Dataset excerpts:
———
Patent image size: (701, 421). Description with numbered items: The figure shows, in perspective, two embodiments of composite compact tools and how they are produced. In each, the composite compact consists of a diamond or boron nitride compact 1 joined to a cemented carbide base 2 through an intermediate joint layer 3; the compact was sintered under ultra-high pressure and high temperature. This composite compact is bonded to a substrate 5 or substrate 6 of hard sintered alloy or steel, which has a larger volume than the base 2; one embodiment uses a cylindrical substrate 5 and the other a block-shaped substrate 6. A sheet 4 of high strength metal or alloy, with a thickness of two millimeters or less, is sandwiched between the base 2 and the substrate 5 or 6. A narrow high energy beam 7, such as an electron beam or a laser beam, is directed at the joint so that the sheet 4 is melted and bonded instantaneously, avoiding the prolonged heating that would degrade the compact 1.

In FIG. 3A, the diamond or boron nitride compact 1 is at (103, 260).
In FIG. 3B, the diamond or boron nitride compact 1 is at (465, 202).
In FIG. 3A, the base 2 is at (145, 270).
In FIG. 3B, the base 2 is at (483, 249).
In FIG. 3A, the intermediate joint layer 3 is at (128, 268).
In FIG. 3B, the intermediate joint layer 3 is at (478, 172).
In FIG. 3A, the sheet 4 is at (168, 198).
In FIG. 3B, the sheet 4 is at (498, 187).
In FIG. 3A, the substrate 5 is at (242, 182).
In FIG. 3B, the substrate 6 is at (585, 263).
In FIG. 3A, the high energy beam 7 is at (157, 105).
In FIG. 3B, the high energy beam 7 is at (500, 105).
———
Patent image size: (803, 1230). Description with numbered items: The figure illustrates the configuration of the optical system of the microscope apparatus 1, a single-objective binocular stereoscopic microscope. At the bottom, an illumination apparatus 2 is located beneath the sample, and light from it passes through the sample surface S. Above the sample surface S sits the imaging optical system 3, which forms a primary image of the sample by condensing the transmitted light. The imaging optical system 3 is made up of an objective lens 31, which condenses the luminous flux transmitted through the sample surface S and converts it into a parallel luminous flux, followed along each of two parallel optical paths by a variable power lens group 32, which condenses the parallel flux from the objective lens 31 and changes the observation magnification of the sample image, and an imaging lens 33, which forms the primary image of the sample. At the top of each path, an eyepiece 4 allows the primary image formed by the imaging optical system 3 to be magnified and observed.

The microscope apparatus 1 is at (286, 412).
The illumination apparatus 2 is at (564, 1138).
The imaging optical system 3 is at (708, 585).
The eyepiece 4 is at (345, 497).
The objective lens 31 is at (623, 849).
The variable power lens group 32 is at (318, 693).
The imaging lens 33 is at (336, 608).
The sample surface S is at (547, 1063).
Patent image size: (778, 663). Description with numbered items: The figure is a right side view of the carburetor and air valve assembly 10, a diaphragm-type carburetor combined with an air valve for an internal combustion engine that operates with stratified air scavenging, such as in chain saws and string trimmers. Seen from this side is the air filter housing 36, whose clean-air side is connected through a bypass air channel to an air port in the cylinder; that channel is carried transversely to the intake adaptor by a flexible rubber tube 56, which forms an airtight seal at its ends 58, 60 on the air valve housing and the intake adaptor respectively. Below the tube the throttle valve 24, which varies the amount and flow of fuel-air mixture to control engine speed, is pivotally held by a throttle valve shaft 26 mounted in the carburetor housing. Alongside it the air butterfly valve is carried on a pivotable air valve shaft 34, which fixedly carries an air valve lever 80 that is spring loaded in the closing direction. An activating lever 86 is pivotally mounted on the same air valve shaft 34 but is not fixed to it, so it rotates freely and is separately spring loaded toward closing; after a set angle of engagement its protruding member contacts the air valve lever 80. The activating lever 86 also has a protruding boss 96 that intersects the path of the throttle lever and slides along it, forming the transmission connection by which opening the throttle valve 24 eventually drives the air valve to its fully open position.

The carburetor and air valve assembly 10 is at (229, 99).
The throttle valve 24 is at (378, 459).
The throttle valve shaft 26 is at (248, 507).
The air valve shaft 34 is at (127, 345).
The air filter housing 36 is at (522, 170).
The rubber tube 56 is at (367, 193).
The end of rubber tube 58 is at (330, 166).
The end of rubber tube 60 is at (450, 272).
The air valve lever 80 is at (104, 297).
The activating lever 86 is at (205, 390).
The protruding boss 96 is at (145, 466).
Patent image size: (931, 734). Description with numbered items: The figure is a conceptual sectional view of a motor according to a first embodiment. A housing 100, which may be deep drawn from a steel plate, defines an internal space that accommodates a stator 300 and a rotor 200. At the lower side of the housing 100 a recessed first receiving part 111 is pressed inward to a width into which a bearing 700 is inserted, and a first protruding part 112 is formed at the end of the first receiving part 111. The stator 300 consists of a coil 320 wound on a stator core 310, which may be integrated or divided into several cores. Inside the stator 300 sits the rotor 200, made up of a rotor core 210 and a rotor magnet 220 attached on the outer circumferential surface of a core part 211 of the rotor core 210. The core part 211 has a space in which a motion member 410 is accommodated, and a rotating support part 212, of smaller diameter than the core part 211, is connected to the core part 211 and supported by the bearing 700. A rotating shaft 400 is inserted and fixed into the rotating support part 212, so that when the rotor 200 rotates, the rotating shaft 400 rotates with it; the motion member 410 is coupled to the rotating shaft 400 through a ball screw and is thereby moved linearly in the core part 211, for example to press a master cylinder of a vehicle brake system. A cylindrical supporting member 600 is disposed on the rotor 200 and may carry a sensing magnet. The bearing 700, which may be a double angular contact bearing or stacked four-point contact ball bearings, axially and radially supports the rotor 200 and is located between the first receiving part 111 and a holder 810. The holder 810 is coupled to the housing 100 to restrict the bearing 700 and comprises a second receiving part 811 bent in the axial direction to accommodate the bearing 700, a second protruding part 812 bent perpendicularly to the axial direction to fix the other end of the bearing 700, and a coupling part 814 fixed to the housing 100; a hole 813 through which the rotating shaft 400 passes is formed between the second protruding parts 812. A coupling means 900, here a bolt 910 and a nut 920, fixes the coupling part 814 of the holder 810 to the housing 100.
———
_EXERCISE REQUIREMENTS:_ Copy the records from the line that has "Patent image size: (701, 421)." through the line that has "In FIG. 3B, the intermediate", switching "embodiments" to "variants". Keep everything else the same.

_RESPONSE:_
Patent image size: (701, 421). Description with numbered items: The figure shows, in perspective, two variants of composite compact tools and how they are produced. In each, the composite compact consists of a diamond or boron nitride compact 1 joined to a cemented carbide base 2 through an intermediate joint layer 3; the compact was sintered under ultra-high pressure and high temperature. This composite compact is bonded to a substrate 5 or substrate 6 of hard sintered alloy or steel, which has a larger volume than the base 2; one embodiment uses a cylindrical substrate 5 and the other a block-shaped substrate 6. A sheet 4 of high strength metal or alloy, with a thickness of two millimeters or less, is sandwiched between the base 2 and the substrate 5 or 6. A narrow high energy beam 7, such as an electron beam or a laser beam, is directed at the joint so that the sheet 4 is melted and bonded instantaneously, avoiding the prolonged heating that would degrade the compact 1.

In FIG. 3A, the diamond or boron nitride compact 1 is at (103, 260).
In FIG. 3B, the diamond or boron nitride compact 1 is at (465, 202).
In FIG. 3A, the base 2 is at (145, 270).
In FIG. 3B, the base 2 is at (483, 249).
In FIG. 3A, the intermediate joint layer 3 is at (128, 268).
In FIG. 3B, the intermediate joint layer 3 is at (478, 172).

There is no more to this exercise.